═══ Texto fornecido

Do Console ao Mundo Real: Como a Mobilidade Elétrica Está Adotando o Modelo de Assinatura dos Games
Se você é gamer, já está familiarizado com o conceito de assinatura. Xbox Game Pass, PlayStation Plus, Netflix — a lógica de pagar mensalidades para acessar conteúdo em vez de comprar tudo definitivamente virou norma. Pois bem: esse mesmo modelo está invadindo o universo da mobilidade elétrica, e a mudança promete ser tão revolucionária quanto foi para os videogames.
O mercado global de veículos elétricos atingiu um novo patamar. De acordo com dados recentes, as vendas mundiais de carros elétricos já superam 20 milhões de unidades anuais, com projeção de representarem 25% de todos os automóveis vendidos entre 2025 e 2026. Quando um mercado cresce dessa forma, as estratégias mudam — e aqui entra o modelo de assinatura e locação.
A comparação não é forçada: assim como os jogadores preferem ter acesso a centenas de títulos através de um serviço de assinatura em vez de comprar cada jogo individualmente, os usuários de mobilidade urbana começam a enxergar a mesma lógica nas bicicletas elétricas e patinetes. Por que investir milhares em um veículo que pode se tornar obsoleto em poucos anos quando você pode acessar a tecnologia mais recente pagando uma taxa mensal?

══════
═══ Extratos de dados

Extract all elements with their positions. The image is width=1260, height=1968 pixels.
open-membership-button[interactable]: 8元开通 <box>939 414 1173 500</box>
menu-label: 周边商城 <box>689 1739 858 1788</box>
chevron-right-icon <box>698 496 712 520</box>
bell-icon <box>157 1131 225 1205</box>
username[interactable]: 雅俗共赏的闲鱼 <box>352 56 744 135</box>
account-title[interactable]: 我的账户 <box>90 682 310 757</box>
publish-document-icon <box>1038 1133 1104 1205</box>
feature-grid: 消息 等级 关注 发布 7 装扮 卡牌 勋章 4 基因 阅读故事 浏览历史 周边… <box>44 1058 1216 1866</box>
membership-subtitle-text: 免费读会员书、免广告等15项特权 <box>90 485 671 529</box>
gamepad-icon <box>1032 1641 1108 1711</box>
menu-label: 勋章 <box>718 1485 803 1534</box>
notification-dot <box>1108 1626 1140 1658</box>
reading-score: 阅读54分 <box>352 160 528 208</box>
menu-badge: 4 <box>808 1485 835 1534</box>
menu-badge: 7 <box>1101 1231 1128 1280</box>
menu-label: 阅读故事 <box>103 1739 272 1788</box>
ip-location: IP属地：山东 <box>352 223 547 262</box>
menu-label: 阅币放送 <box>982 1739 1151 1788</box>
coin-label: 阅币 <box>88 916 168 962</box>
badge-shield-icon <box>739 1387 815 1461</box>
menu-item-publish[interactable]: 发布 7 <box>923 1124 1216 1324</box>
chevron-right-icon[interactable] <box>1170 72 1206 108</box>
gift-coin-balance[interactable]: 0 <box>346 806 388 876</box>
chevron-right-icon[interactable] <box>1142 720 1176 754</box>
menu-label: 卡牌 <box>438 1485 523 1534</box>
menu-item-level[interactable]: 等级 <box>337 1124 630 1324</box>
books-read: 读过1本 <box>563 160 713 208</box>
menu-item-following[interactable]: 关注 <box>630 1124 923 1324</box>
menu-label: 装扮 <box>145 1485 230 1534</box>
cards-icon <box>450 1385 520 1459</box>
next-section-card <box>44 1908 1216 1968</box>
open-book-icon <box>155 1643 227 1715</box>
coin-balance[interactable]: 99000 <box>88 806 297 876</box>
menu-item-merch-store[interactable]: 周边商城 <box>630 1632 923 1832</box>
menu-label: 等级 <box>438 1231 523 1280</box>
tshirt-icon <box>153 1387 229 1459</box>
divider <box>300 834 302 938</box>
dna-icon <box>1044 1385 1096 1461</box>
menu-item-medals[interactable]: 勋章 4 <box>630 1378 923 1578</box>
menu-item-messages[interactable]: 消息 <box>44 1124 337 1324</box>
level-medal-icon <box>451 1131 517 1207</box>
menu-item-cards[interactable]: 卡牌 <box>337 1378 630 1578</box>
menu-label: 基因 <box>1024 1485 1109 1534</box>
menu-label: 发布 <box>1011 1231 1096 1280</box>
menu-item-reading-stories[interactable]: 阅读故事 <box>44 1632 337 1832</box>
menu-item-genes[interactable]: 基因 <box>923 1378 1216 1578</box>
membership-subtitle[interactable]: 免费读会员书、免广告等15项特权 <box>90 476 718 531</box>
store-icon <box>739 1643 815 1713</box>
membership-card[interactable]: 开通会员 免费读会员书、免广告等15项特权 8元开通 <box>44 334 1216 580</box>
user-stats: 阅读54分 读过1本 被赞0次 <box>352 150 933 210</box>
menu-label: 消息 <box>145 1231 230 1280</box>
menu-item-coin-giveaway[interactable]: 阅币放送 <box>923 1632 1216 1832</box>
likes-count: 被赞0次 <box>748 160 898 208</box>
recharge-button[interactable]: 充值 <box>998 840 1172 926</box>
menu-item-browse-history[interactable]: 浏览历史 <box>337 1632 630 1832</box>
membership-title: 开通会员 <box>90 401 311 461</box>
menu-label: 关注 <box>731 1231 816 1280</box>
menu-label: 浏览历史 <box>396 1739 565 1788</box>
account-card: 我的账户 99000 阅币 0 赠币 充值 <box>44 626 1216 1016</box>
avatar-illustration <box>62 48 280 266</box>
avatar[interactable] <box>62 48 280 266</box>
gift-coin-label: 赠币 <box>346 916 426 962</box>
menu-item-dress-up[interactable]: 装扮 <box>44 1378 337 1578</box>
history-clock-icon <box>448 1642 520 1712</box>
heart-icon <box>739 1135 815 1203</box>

══════

Descrição da tarefa — Reproduza na íntegra, sem qualquer alteração, o texto sobre a mobilidade elétrica e o modelo de assinatura.

Resposta —
Do Console ao Mundo Real: Como a Mobilidade Elétrica Está Adotando o Modelo de Assinatura dos Games
Se você é gamer, já está familiarizado com o conceito de assinatura. Xbox Game Pass, PlayStation Plus, Netflix — a lógica de pagar mensalidades para acessar conteúdo em vez de comprar tudo definitivamente virou norma. Pois bem: esse mesmo modelo está invadindo o universo da mobilidade elétrica, e a mudança promete ser tão revolucionária quanto foi para os videogames.
O mercado global de veículos elétricos atingiu um novo patamar. De acordo com dados recentes, as vendas mundiais de carros elétricos já superam 20 milhões de unidades anuais, com projeção de representarem 25% de todos os automóveis vendidos entre 2025 e 2026. Quando um mercado cresce dessa forma, as estratégias mudam — e aqui entra o modelo de assinatura e locação.
A comparação não é forçada: assim como os jogadores preferem ter acesso a centenas de títulos através de um serviço de assinatura em vez de comprar cada jogo individualmente, os usuários de mobilidade urbana começam a enxergar a mesma lógica nas bicicletas elétricas e patinetes. Por que investir milhares em um veículo que pode se tornar obsoleto em poucos anos quando você pode acessar a tecnologia mais recente pagando uma taxa mensal?